— Task requirements —
Go through the records and give each one again exactly.
- - -
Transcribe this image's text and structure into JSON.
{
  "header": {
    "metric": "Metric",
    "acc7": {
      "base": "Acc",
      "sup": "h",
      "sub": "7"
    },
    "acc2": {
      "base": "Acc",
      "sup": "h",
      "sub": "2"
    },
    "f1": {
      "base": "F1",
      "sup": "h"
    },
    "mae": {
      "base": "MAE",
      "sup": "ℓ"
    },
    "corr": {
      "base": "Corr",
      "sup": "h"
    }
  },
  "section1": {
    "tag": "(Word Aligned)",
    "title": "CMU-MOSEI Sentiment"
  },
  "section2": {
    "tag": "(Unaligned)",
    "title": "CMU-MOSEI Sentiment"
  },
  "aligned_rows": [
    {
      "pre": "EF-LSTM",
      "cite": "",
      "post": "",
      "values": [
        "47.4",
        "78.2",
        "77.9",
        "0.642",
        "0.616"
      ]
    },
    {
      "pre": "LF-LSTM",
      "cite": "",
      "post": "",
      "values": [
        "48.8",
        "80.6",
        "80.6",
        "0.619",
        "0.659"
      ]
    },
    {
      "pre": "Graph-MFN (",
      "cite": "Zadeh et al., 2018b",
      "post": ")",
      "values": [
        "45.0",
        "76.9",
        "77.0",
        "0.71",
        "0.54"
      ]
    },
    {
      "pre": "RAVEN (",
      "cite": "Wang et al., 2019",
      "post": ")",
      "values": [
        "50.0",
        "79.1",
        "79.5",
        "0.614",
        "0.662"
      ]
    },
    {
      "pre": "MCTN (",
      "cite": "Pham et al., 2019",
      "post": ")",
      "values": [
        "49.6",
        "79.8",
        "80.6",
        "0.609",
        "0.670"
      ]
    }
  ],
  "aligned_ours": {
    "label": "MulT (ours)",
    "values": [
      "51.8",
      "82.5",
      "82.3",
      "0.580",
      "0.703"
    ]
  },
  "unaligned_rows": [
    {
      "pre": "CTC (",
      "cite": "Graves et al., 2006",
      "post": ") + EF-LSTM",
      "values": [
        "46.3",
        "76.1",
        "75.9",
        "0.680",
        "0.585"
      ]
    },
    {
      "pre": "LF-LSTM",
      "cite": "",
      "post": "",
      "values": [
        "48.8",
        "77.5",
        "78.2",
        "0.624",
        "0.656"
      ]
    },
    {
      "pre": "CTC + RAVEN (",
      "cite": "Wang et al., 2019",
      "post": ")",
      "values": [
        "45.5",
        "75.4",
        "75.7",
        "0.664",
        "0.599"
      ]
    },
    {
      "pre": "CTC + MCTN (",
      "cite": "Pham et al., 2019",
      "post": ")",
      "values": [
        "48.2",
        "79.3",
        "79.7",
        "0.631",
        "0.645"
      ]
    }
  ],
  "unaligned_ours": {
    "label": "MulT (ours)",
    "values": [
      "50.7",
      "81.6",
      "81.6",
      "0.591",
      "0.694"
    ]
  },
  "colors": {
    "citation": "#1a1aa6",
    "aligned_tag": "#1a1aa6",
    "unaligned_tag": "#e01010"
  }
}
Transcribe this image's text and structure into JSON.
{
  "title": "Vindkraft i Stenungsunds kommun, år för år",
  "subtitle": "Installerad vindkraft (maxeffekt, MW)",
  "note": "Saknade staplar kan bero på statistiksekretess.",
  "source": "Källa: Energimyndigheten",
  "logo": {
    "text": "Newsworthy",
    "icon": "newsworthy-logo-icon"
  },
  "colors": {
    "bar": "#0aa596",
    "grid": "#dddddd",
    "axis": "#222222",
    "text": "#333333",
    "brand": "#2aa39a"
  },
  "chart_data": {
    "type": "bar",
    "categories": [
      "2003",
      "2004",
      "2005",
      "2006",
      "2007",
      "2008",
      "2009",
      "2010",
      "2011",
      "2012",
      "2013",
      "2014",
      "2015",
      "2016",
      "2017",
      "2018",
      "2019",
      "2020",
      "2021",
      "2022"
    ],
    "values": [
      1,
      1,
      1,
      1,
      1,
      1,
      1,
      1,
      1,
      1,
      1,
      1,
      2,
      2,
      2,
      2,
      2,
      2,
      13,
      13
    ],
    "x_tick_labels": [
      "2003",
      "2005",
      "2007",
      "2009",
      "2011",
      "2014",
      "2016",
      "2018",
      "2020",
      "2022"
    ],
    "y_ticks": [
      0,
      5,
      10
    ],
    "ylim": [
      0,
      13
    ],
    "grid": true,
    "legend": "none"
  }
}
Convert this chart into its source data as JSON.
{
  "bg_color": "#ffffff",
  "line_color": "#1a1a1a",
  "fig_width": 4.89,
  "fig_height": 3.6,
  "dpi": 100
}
- - -
— Correct answer —
Transcribe this image's text and structure into JSON.
{
  "header": {
    "metric": "Metric",
    "acc7": {
      "base": "Acc",
      "sup": "h",
      "sub": "7"
    },
    "acc2": {
      "base": "Acc",
      "sup": "h",
      "sub": "2"
    },
    "f1": {
      "base": "F1",
      "sup": "h"
    },
    "mae": {
      "base": "MAE",
      "sup": "ℓ"
    },
    "corr": {
      "base": "Corr",
      "sup": "h"
    }
  },
  "section1": {
    "tag": "(Word Aligned)",
    "title": "CMU-MOSEI Sentiment"
  },
  "section2": {
    "tag": "(Unaligned)",
    "title": "CMU-MOSEI Sentiment"
  },
  "aligned_rows": [
    {
      "pre": "EF-LSTM",
      "cite": "",
      "post": "",
      "values": [
        "47.4",
        "78.2",
        "77.9",
        "0.642",
        "0.616"
      ]
    },
    {
      "pre": "LF-LSTM",
      "cite": "",
      "post": "",
      "values": [
        "48.8",
        "80.6",
        "80.6",
        "0.619",
        "0.659"
      ]
    },
    {
      "pre": "Graph-MFN (",
      "cite": "Zadeh et al., 2018b",
      "post": ")",
      "values": [
        "45.0",
        "76.9",
        "77.0",
        "0.71",
        "0.54"
      ]
    },
    {
      "pre": "RAVEN (",
      "cite": "Wang et al., 2019",
      "post": ")",
      "values": [
        "50.0",
        "79.1",
        "79.5",
        "0.614",
        "0.662"
      ]
    },
    {
      "pre": "MCTN (",
      "cite": "Pham et al., 2019",
      "post": ")",
      "values": [
        "49.6",
        "79.8",
        "80.6",
        "0.609",
        "0.670"
      ]
    }
  ],
  "aligned_ours": {
    "label": "MulT (ours)",
    "values": [
      "51.8",
      "82.5",
      "82.3",
      "0.580",
      "0.703"
    ]
  },
  "unaligned_rows": [
    {
      "pre": "CTC (",
      "cite": "Graves et al., 2006",
      "post": ") + EF-LSTM",
      "values": [
        "46.3",
        "76.1",
        "75.9",
        "0.680",
        "0.585"
      ]
    },
    {
      "pre": "LF-LSTM",
      "cite": "",
      "post": "",
      "values": [
        "48.8",
        "77.5",
        "78.2",
        "0.624",
        "0.656"
      ]
    },
    {
      "pre": "CTC + RAVEN (",
      "cite": "Wang et al., 2019",
      "post": ")",
      "values": [
        "45.5",
        "75.4",
        "75.7",
        "0.664",
        "0.599"
      ]
    },
    {
      "pre": "CTC + MCTN (",
      "cite": "Pham et al., 2019",
      "post": ")",
      "values": [
        "48.2",
        "79.3",
        "79.7",
        "0.631",
        "0.645"
      ]
    }
  ],
  "unaligned_ours": {
    "label": "MulT (ours)",
    "values": [
      "50.7",
      "81.6",
      "81.6",
      "0.591",
      "0.694"
    ]
  },
  "colors": {
    "citation": "#1a1aa6",
    "aligned_tag": "#1a1aa6",
    "unaligned_tag": "#e01010"
  }
}
Transcribe this image's text and structure into JSON.
{
  "title": "Vindkraft i Stenungsunds kommun, år för år",
  "subtitle": "Installerad vindkraft (maxeffekt, MW)",
  "note": "Saknade staplar kan bero på statistiksekretess.",
  "source": "Källa: Energimyndigheten",
  "logo": {
    "text": "Newsworthy",
    "icon": "newsworthy-logo-icon"
  },
  "colors": {
    "bar": "#0aa596",
    "grid": "#dddddd",
    "axis": "#222222",
    "text": "#333333",
    "brand": "#2aa39a"
  },
  "chart_data": {
    "type": "bar",
    "categories": [
      "2003",
      "2004",
      "2005",
      "2006",
      "2007",
      "2008",
      "2009",
      "2010",
      "2011",
      "2012",
      "2013",
      "2014",
      "2015",
      "2016",
      "2017",
      "2018",
      "2019",
      "2020",
      "2021",
      "2022"
    ],
    "values": [
      1,
      1,
      1,
      1,
      1,
      1,
      1,
      1,
      1,
      1,
      1,
      1,
      2,
      2,
      2,
      2,
      2,
      2,
      13,
      13
    ],
    "x_tick_labels": [
      "2003",
      "2005",
      "2007",
      "2009",
      "2011",
      "2014",
      "2016",
      "2018",
      "2020",
      "2022"
    ],
    "y_ticks": [
      0,
      5,
      10
    ],
    "ylim": [
      0,
      13
    ],
    "grid": true,
    "legend": "none"
  }
}
Convert this chart into its source data as JSON.
{
  "bg_color": "#ffffff",
  "line_color": "#1a1a1a",
  "fig_width": 4.89,
  "fig_height": 3.6,
  "dpi": 100
}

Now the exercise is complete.